Return each line of the data below that contains the string "this".

Figure collection entries:

════════════════

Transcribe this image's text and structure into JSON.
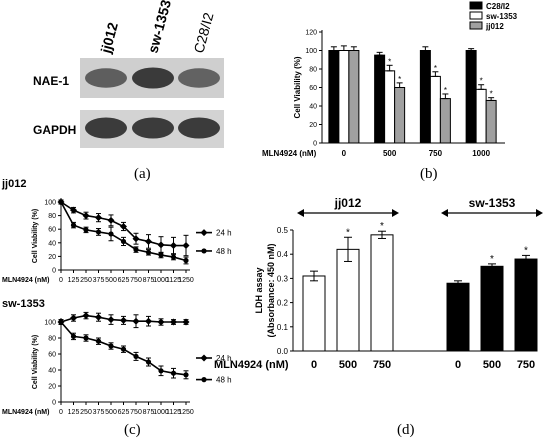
{
  "panels": {
    "a": {
      "label": "(a)",
      "cell_lines": [
        "jj012",
        "sw-1353",
        "C28/I2"
      ],
      "rows": [
        {
          "label": "NAE-1",
          "intensity": [
            0.7,
            0.88,
            0.68
          ]
        },
        {
          "label": "GAPDH",
          "intensity": [
            0.88,
            0.88,
            0.88
          ]
        }
      ]
    },
    "b": {
      "label": "(b)"
    },
    "c": {
      "label": "(c)"
    },
    "d": {
      "label": "(d)"
    }
  },
  "chart_data": [
    {
      "id": "b",
      "type": "bar",
      "xlabel": "MLN4924 (nM)",
      "ylabel": "Cell Viability (%)",
      "categories": [
        "0",
        "500",
        "750",
        "1000"
      ],
      "ylim": [
        0,
        120
      ],
      "yticks": [
        0,
        20,
        40,
        60,
        80,
        100,
        120
      ],
      "legend_position": "top-right",
      "series": [
        {
          "name": "C28/I2",
          "color": "#000000",
          "values": [
            100,
            95,
            100,
            100
          ],
          "errors": [
            4,
            3,
            4,
            2
          ],
          "significant": [
            false,
            false,
            false,
            false
          ]
        },
        {
          "name": "sw-1353",
          "color": "#ffffff",
          "values": [
            100,
            78,
            72,
            58
          ],
          "errors": [
            5,
            6,
            5,
            5
          ],
          "significant": [
            false,
            true,
            true,
            true
          ]
        },
        {
          "name": "jj012",
          "color": "#a0a0a0",
          "values": [
            100,
            60,
            48,
            46
          ],
          "errors": [
            4,
            5,
            5,
            3
          ],
          "significant": [
            false,
            true,
            true,
            true
          ]
        }
      ]
    },
    {
      "id": "c-top",
      "type": "line",
      "title": "jj012",
      "xlabel": "MLN4924 (nM)",
      "ylabel": "Cell Viability (%)",
      "x": [
        0,
        125,
        250,
        375,
        500,
        625,
        750,
        875,
        1000,
        1125,
        1250
      ],
      "xticks": [
        0,
        125,
        250,
        375,
        500,
        625,
        750,
        875,
        1000,
        1125,
        1250
      ],
      "xlim": [
        0,
        1250
      ],
      "ylim": [
        0,
        100
      ],
      "yticks": [
        0,
        20,
        40,
        60,
        80,
        100
      ],
      "series": [
        {
          "name": "24 h",
          "marker": "diamond",
          "values": [
            100,
            88,
            80,
            77,
            73,
            64,
            46,
            42,
            37,
            36,
            36
          ],
          "errors": [
            3,
            4,
            5,
            6,
            8,
            6,
            8,
            10,
            12,
            12,
            15
          ]
        },
        {
          "name": "48 h",
          "marker": "circle",
          "values": [
            100,
            66,
            59,
            56,
            53,
            42,
            30,
            26,
            22,
            19,
            14
          ],
          "errors": [
            3,
            4,
            4,
            5,
            10,
            6,
            4,
            4,
            4,
            4,
            5
          ]
        }
      ]
    },
    {
      "id": "c-bottom",
      "type": "line",
      "title": "sw-1353",
      "xlabel": "MLN4924 (nM)",
      "ylabel": "Cell Viability (%)",
      "x": [
        0,
        125,
        250,
        375,
        500,
        625,
        750,
        875,
        1000,
        1125,
        1250
      ],
      "xticks": [
        0,
        125,
        250,
        375,
        500,
        625,
        750,
        875,
        1000,
        1125,
        1250
      ],
      "xlim": [
        0,
        1250
      ],
      "ylim": [
        0,
        100
      ],
      "yticks": [
        0,
        20,
        40,
        60,
        80,
        100
      ],
      "series": [
        {
          "name": "24 h",
          "marker": "diamond",
          "values": [
            100,
            105,
            108,
            106,
            103,
            102,
            101,
            101,
            100,
            100,
            100
          ],
          "errors": [
            3,
            4,
            4,
            5,
            6,
            5,
            8,
            6,
            4,
            3,
            3
          ]
        },
        {
          "name": "48 h",
          "marker": "circle",
          "values": [
            100,
            82,
            80,
            76,
            70,
            66,
            57,
            50,
            39,
            36,
            34
          ],
          "errors": [
            3,
            4,
            4,
            4,
            4,
            4,
            5,
            5,
            6,
            6,
            5
          ]
        }
      ]
    },
    {
      "id": "d",
      "type": "bar",
      "ylabel": "LDH assay",
      "ylabel2": "(Absorbance: 450 nM)",
      "xlabel": "MLN4924 (nM)",
      "groups": [
        {
          "name": "jj012",
          "color": "#ffffff",
          "categories": [
            "0",
            "500",
            "750"
          ],
          "values": [
            0.31,
            0.42,
            0.48
          ],
          "errors": [
            0.02,
            0.05,
            0.015
          ],
          "significant": [
            false,
            true,
            true
          ]
        },
        {
          "name": "sw-1353",
          "color": "#000000",
          "categories": [
            "0",
            "500",
            "750"
          ],
          "values": [
            0.28,
            0.35,
            0.38
          ],
          "errors": [
            0.01,
            0.01,
            0.015
          ],
          "significant": [
            false,
            true,
            true
          ]
        }
      ],
      "ylim": [
        0,
        0.5
      ],
      "yticks": [
        0.0,
        0.1,
        0.2,
        0.3,
        0.4,
        0.5
      ],
      "sig_marker": "*"
    }
  ]
}
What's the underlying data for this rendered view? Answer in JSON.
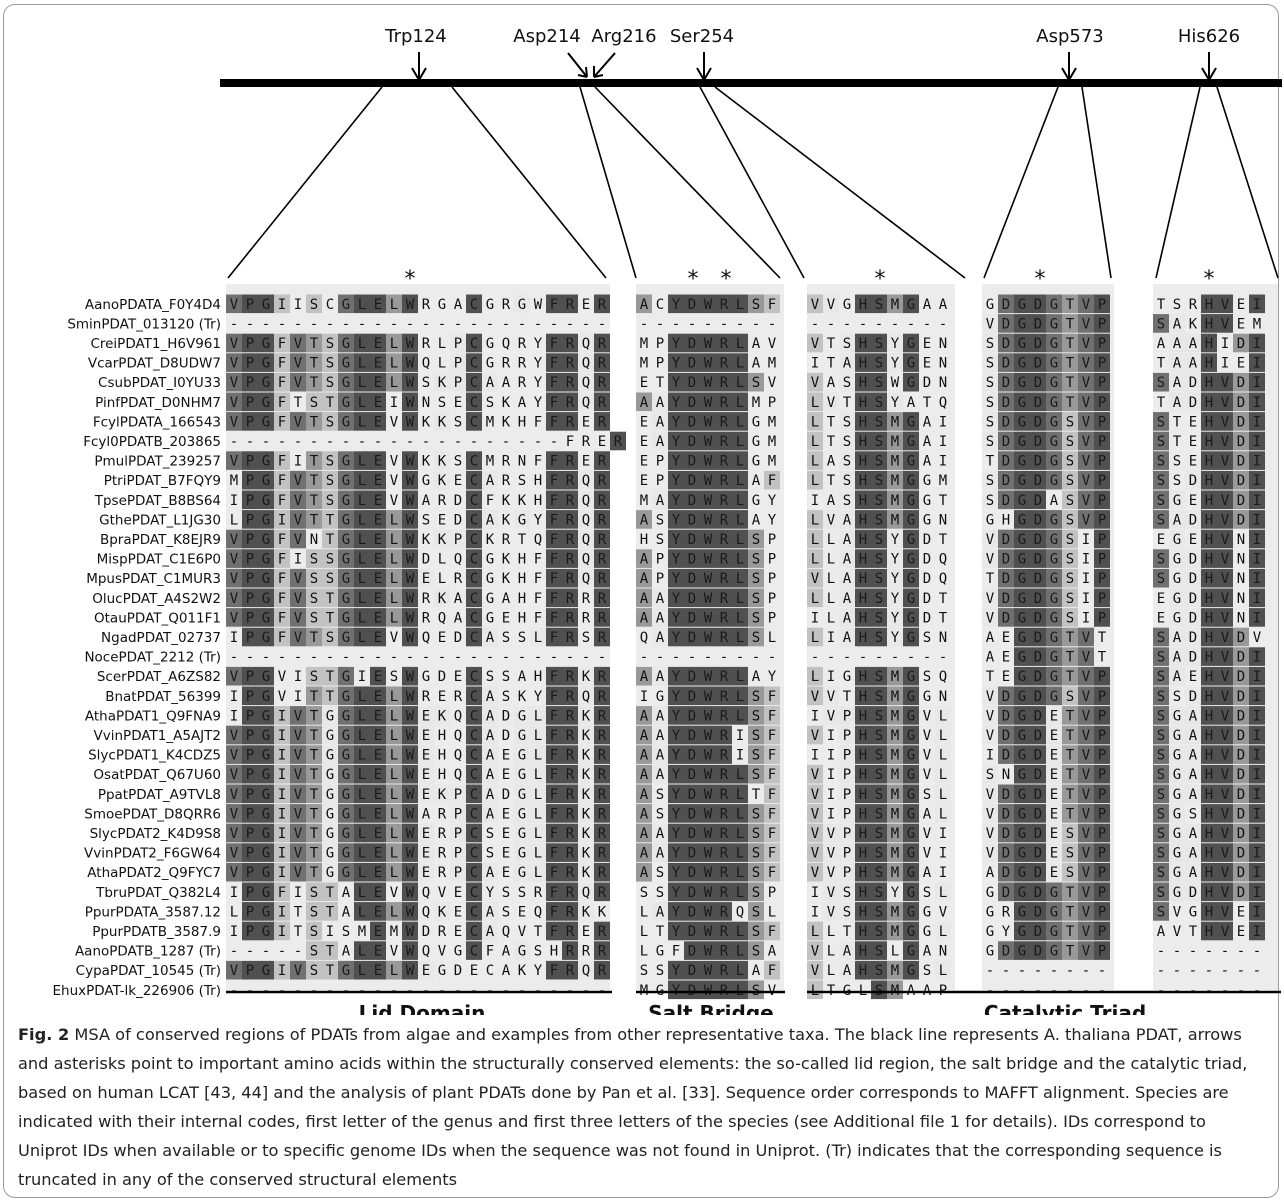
{
  "markers": [
    {
      "label": "Trp124"
    },
    {
      "label": "Asp214"
    },
    {
      "label": "Arg216"
    },
    {
      "label": "Ser254"
    },
    {
      "label": "Asp573"
    },
    {
      "label": "His626"
    }
  ],
  "regions": [
    {
      "name": "Lid Domain"
    },
    {
      "name": "Salt Bridge"
    },
    {
      "name": "Catalytic Triad"
    }
  ],
  "conservation_symbol": "*",
  "shade_palette": [
    "#ffffff",
    "#e8e8e8",
    "#c2c2c2",
    "#999999",
    "#707070",
    "#505050"
  ],
  "alignment": [
    {
      "id": "AanoPDATA_F0Y4D4",
      "blocks": [
        "VPGIISCGLELWRGACGRGWFRER",
        "ACYDWRLSF",
        "VVGHSMGAA",
        "GDGDGTVP",
        "TSRHVEI"
      ]
    },
    {
      "id": "SminPDAT_013120 (Tr)",
      "blocks": [
        "------------------------",
        "---------",
        "---------",
        "VDGDGTVP",
        "SAKHVEM"
      ]
    },
    {
      "id": "CreiPDAT1_H6V961",
      "blocks": [
        "VPGFVTSGLELWRLPCGQRYFRQR",
        "MPYDWRLAV",
        "VTSHSYGEN",
        "SDGDGTVP",
        "AAAHIDI"
      ]
    },
    {
      "id": "VcarPDAT_D8UDW7",
      "blocks": [
        "VPGFVTSGLELWQLPCGRRYFRQR",
        "MPYDWRLAM",
        "ITAHSYGEN",
        "SDGDGTVP",
        "TAAHIEI"
      ]
    },
    {
      "id": "CsubPDAT_I0YU33",
      "blocks": [
        "VPGFVTSGLELWSKPCAARYFRQR",
        "ETYDWRLSV",
        "VASHSWGDN",
        "SDGDGTVP",
        "SADHVDI"
      ]
    },
    {
      "id": "PinfPDAT_D0NHM7",
      "blocks": [
        "VPGFTSTGLEIWNSECSKAYFRQR",
        "AAYDWRLMP",
        "LVTHSYATQ",
        "SDGDGTVP",
        "TADHVDI"
      ]
    },
    {
      "id": "FcylPDATA_166543",
      "blocks": [
        "VPGFVTSGLEVWKKSCMKHFFRER",
        "EAYDWRLGM",
        "LTSHSMGAI",
        "SDGDGSVP",
        "STEHVDI"
      ]
    },
    {
      "id": "Fcyl0PDATB_203865",
      "blocks": [
        "---------------------FRER",
        "EAYDWRLGM",
        "LTSHSMGAI",
        "SDGDGSVP",
        "STEHVDI"
      ]
    },
    {
      "id": "PmulPDAT_239257",
      "blocks": [
        "VPGFITSGLEVWKKSCMRNFFRER",
        "EPYDWRLGM",
        "LASHSMGAI",
        "TDGDGSVP",
        "SSEHVDI"
      ]
    },
    {
      "id": "PtriPDAT_B7FQY9",
      "blocks": [
        "MPGFVTSGLEVWGKECARSHFRQR",
        "EPYDWRLAF",
        "LTSHSMGGM",
        "SDGDGSVP",
        "SSDHVDI"
      ]
    },
    {
      "id": "TpsePDAT_B8BS64",
      "blocks": [
        "IPGFVTSGLEVWARDCFKKHFRQR",
        "MAYDWRLGY",
        "IASHSMGGT",
        "SDGDASVP",
        "SGEHVDI"
      ]
    },
    {
      "id": "GthePDAT_L1JG30",
      "blocks": [
        "LPGIVTTGLELWSEDCAKGYFRQR",
        "ASYDWRLAY",
        "LVAHSMGGN",
        "GHGDGSVP",
        "SADHVDI"
      ]
    },
    {
      "id": "BpraPDAT_K8EJR9",
      "blocks": [
        "VPGFVNTGLELWKKPCKRTQFRQR",
        "HSYDWRLSP",
        "LLAHSYGDT",
        "VDGDGSIP",
        "EGEHVNI"
      ]
    },
    {
      "id": "MispPDAT_C1E6P0",
      "blocks": [
        "VPGFISSGLELWDLQCGKHFFRQR",
        "APYDWRLSP",
        "LLAHSYGDQ",
        "VDGDGSIP",
        "SGDHVNI"
      ]
    },
    {
      "id": "MpusPDAT_C1MUR3",
      "blocks": [
        "VPGFVSSGLELWELRCGKHFFRQR",
        "APYDWRLSP",
        "VLAHSYGDQ",
        "TDGDGSIP",
        "SGDHVNI"
      ]
    },
    {
      "id": "OlucPDAT_A4S2W2",
      "blocks": [
        "VPGFVSTGLELWRKACGAHFFRRR",
        "AAYDWRLSP",
        "LLAHSYGDT",
        "VDGDGSIP",
        "EGDHVNI"
      ]
    },
    {
      "id": "OtauPDAT_Q011F1",
      "blocks": [
        "VPGFVSTGLELWRQACGEHFFRRR",
        "AAYDWRLSP",
        "ILAHSYGDT",
        "VDGDGSIP",
        "EGDHVNI"
      ]
    },
    {
      "id": "NgadPDAT_02737",
      "blocks": [
        "IPGFVTSGLEVWQEDCASSLFRSR",
        "QAYDWRLSL",
        "LIAHSYGSN",
        "AEGDGTVT",
        "SADHVDV"
      ]
    },
    {
      "id": "NocePDAT_2212 (Tr)",
      "blocks": [
        "------------------------",
        "---------",
        "---------",
        "AEGDGTVT",
        "SADHVDI"
      ]
    },
    {
      "id": "ScerPDAT_A6ZS82",
      "blocks": [
        "VPGVISTGIESWGDECSSAHFRKR",
        "AAYDWRLAY",
        "LIGHSMGSQ",
        "TEGDGTVP",
        "SAEHVDI"
      ]
    },
    {
      "id": "BnatPDAT_56399",
      "blocks": [
        "IPGVITTGLELWRERCASKYFRQR",
        "IGYDWRLSF",
        "VVTHSMGGN",
        "VDGDGSVP",
        "SSDHVDI"
      ]
    },
    {
      "id": "AthaPDAT1_Q9FNA9",
      "blocks": [
        "IPGIVTGGLELWEKQCADGLFRKR",
        "AAYDWRLSF",
        "IVPHSMGVL",
        "VDGDETVP",
        "SGAHVDI"
      ]
    },
    {
      "id": "VvinPDAT1_A5AJT2",
      "blocks": [
        "VPGIVTGGLELWEHQCADGLFRKR",
        "AAYDWRISF",
        "VIPHSMGVL",
        "VDGDETVP",
        "SGAHVDI"
      ]
    },
    {
      "id": "SlycPDAT1_K4CDZ5",
      "blocks": [
        "VPGIVTGGLELWEHQCAEGLFRKR",
        "AAYDWRISF",
        "IIPHSMGVL",
        "IDGDETVP",
        "SGAHVDI"
      ]
    },
    {
      "id": "OsatPDAT_Q67U60",
      "blocks": [
        "VPGIVTGGLELWEHQCAEGLFRKR",
        "AAYDWRLSF",
        "VIPHSMGVL",
        "SNGDETVP",
        "SGAHVDI"
      ]
    },
    {
      "id": "PpatPDAT_A9TVL8",
      "blocks": [
        "VPGIVTGGLELWEKPCADGLFRKR",
        "ASYDWRLTF",
        "VIPHSMGSL",
        "VDGDETVP",
        "SGAHVDI"
      ]
    },
    {
      "id": "SmoePDAT_D8QRR6",
      "blocks": [
        "VPGIVTGGLELWARPCAEGLFRKR",
        "ASYDWRLSF",
        "VIPHSMGAL",
        "VDGDETVP",
        "SGSHVDI"
      ]
    },
    {
      "id": "SlycPDAT2_K4D9S8",
      "blocks": [
        "VPGIVTGGLELWERPCSEGLFRKR",
        "AAYDWRLSF",
        "VVPHSMGVI",
        "VDGDESVP",
        "SGAHVDI"
      ]
    },
    {
      "id": "VvinPDAT2_F6GW64",
      "blocks": [
        "VPGIVTGGLELWERPCSEGLFRKR",
        "AAYDWRLSF",
        "VVPHSMGVI",
        "VDGDESVP",
        "SGAHVDI"
      ]
    },
    {
      "id": "AthaPDAT2_Q9FYC7",
      "blocks": [
        "VPGIVTGGLELWERPCAEGLFRKR",
        "ASYDWRLSF",
        "VVPHSMGAI",
        "ADGDESVP",
        "SGAHVDI"
      ]
    },
    {
      "id": "TbruPDAT_Q382L4",
      "blocks": [
        "IPGFISTALEVWQVECYSSRFRQR",
        "SSYDWRLSP",
        "IVSHSYGSL",
        "GDGDGTVP",
        "SGDHVDI"
      ]
    },
    {
      "id": "PpurPDATA_3587.12",
      "blocks": [
        "LPGITSTALELWQKECASEQFRKK",
        "LAYDWRQSL",
        "IVSHSMGGV",
        "GRGDGTVP",
        "SVGHVEI"
      ]
    },
    {
      "id": "PpurPDATB_3587.9",
      "blocks": [
        "IPGITSISMEMWDRECAQVTFRER",
        "LTYDWRLSF",
        "LLTHSMGGL",
        "GYGDGTVP",
        "AVTHVEI"
      ]
    },
    {
      "id": "AanoPDATB_1287 (Tr)",
      "blocks": [
        "-----STALEVWQVGCFAGSHRRR",
        "LGFDWRLSA",
        "VLAHSLGAN",
        "GDGDGTVP",
        "-------"
      ]
    },
    {
      "id": "CypaPDAT_10545 (Tr)",
      "blocks": [
        "VPGIVSTGLELWEGDECAKYFRQR",
        "SSYDWRLAF",
        "VLAHSMGSL",
        "--------",
        "-------"
      ]
    },
    {
      "id": "EhuxPDAT-lk_226906 (Tr)",
      "blocks": [
        "------------------------",
        "MGYDWRLSV",
        "LTGLSMAAP",
        "--------",
        "-------"
      ]
    }
  ],
  "caption": {
    "label": "Fig. 2",
    "text": "MSA of conserved regions of PDATs from algae and examples from other representative taxa. The black line represents A. thaliana PDAT, arrows and asterisks point to important amino acids within the structurally conserved elements: the so-called lid region, the salt bridge and the catalytic triad, based on human LCAT [43, 44] and the analysis of plant PDATs done by Pan et al. [33]. Sequence order corresponds to MAFFT alignment. Species are indicated with their internal codes, first letter of the genus and first three letters of the species (see Additional file 1 for details). IDs correspond to Uniprot IDs when available or to specific genome IDs when the sequence was not found in Uniprot. (Tr) indicates that the corresponding sequence is truncated in any of the conserved structural elements"
  }
}
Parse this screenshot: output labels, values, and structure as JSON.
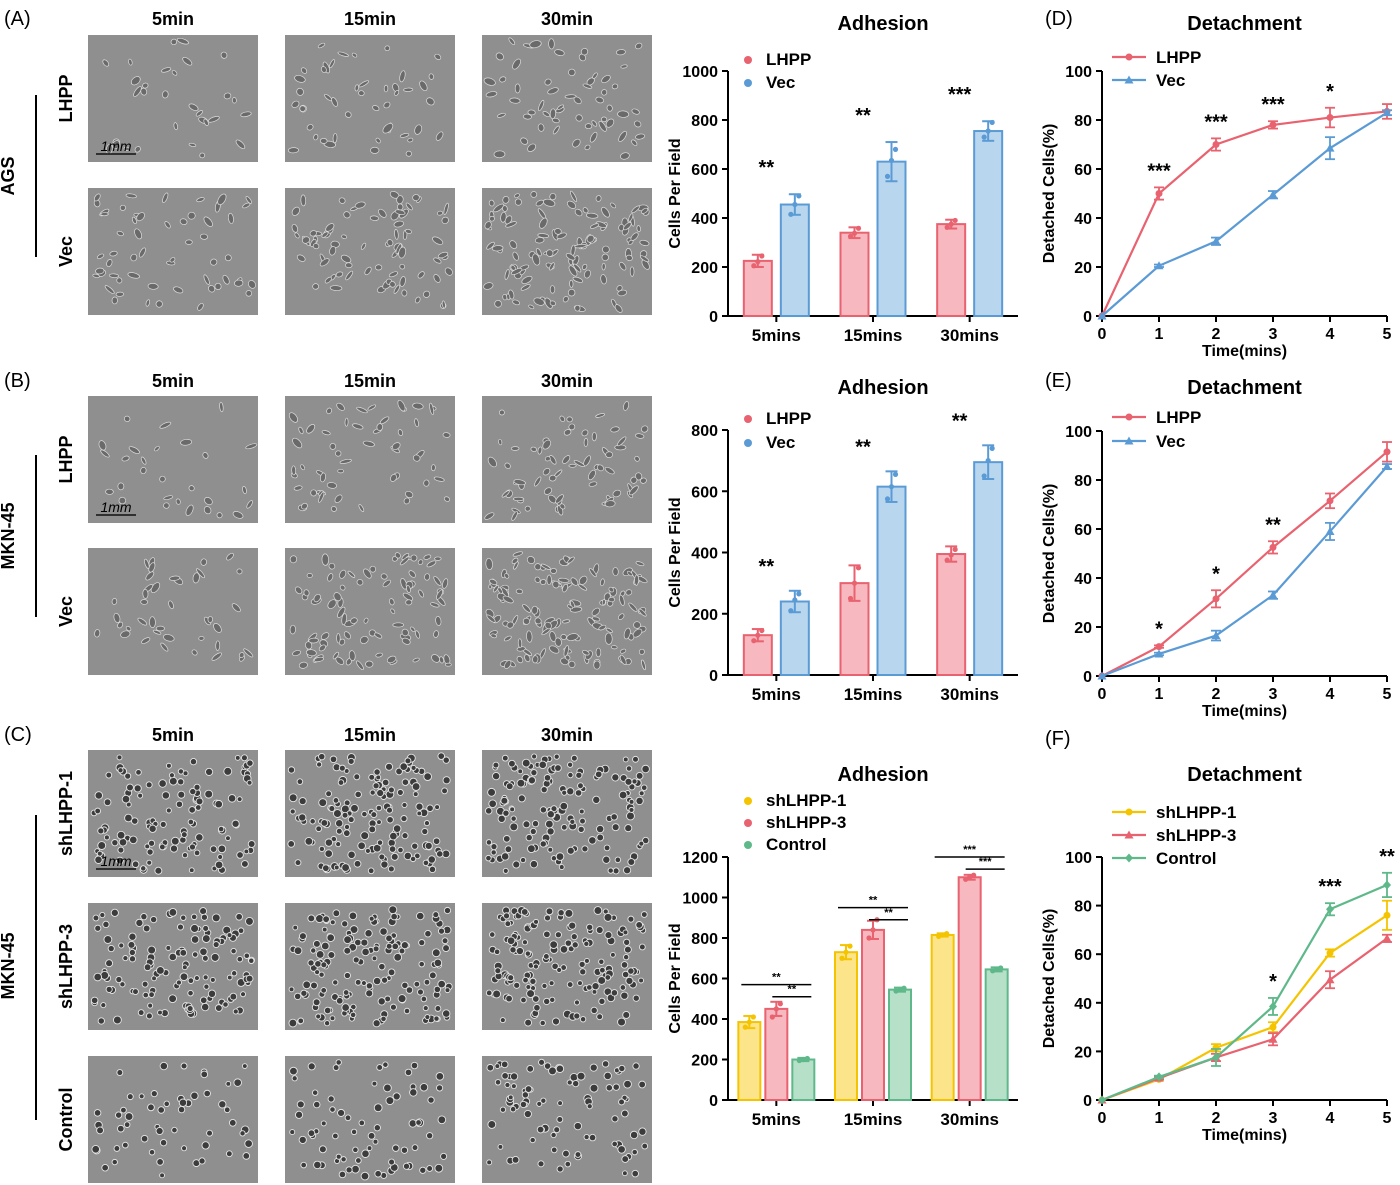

════════════════

▶ RESPONSE:
Transcribe this image's text and structure into JSON.
What's the underlying data for this rendered view? Answer in JSON.
Parse this screenshot: output labels, values, and structure as JSON.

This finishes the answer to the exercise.